## [Problem description]
Count how many lines contain the word "touch". Please give only the number.
:::::
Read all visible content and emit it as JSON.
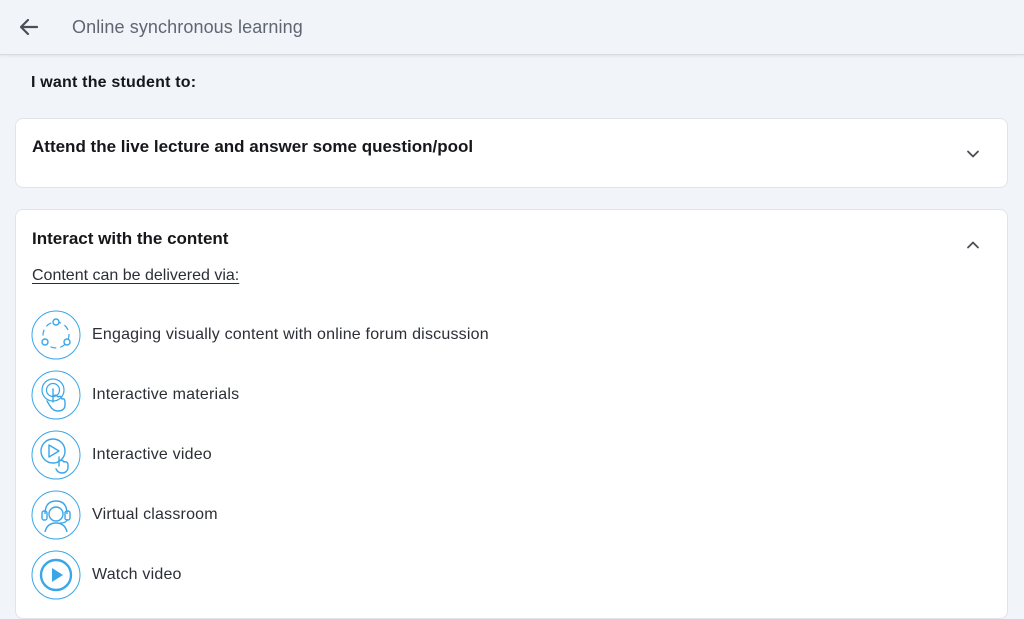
{
  "header": {
    "title": "Online synchronous learning",
    "back_icon": "arrow-left-icon"
  },
  "intro": {
    "heading": "I want the student to:"
  },
  "cards": [
    {
      "title": "Attend the live lecture and answer some question/pool",
      "state": "collapsed",
      "toggle_icon": "chevron-down-icon"
    },
    {
      "title": "Interact with the content",
      "state": "expanded",
      "toggle_icon": "chevron-up-icon",
      "subtitle": "Content can be delivered via:",
      "options": [
        {
          "label": "Engaging visually content with online forum discussion",
          "icon": "share-network-icon"
        },
        {
          "label": "Interactive materials",
          "icon": "touch-hand-icon"
        },
        {
          "label": "Interactive video",
          "icon": "play-touch-icon"
        },
        {
          "label": "Virtual classroom",
          "icon": "headset-person-icon"
        },
        {
          "label": "Watch video",
          "icon": "play-circle-icon"
        }
      ]
    }
  ],
  "colors": {
    "background": "#f1f4f9",
    "card": "#ffffff",
    "icon_accent": "#3aa6e8",
    "title_muted": "#5f6672"
  }
}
:::::
## [Exercise response]
2